Below are records. Count every line containing the word "Подпрограмма" and give the number alone.
## START RECORDS FOR PROCESSING
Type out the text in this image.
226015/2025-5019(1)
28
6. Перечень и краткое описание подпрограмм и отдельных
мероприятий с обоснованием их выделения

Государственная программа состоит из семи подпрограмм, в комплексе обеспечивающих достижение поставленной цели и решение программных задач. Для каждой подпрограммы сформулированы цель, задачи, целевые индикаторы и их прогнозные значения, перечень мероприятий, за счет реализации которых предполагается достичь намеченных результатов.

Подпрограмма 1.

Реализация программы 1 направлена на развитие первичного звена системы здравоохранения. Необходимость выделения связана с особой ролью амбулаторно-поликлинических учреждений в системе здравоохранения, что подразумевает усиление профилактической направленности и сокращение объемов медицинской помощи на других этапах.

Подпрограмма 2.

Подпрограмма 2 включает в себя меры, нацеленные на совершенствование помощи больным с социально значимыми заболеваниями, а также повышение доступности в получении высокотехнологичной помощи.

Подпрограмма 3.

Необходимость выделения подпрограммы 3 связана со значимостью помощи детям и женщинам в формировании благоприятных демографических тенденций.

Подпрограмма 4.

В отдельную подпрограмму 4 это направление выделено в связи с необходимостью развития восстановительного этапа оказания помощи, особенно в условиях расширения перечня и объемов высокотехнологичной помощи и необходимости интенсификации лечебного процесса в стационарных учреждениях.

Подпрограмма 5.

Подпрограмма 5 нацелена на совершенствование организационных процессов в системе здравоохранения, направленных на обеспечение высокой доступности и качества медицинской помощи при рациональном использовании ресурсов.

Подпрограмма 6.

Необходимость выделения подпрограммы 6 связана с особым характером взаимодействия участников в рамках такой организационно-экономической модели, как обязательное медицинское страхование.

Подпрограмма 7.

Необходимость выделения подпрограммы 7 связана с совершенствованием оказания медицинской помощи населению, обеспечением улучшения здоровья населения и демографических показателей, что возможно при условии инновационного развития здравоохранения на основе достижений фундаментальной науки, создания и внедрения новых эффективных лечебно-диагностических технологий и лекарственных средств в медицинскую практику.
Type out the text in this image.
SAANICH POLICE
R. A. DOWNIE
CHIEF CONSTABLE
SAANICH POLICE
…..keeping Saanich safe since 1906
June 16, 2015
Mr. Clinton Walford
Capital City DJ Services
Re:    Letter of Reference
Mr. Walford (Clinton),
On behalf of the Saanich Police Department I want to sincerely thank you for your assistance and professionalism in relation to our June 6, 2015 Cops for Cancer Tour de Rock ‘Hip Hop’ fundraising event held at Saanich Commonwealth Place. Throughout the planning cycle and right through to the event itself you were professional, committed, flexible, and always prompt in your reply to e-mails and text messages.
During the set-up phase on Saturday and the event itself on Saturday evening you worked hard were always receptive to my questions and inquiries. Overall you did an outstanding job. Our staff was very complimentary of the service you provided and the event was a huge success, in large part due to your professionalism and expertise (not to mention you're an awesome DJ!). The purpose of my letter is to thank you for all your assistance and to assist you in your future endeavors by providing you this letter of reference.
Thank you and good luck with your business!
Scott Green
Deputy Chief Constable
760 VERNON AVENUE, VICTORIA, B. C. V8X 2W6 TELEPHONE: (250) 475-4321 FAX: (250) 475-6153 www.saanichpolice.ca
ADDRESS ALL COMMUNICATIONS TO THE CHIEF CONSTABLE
## END RECORDS FOR PROCESSING
EXERCISE RESPONSE
9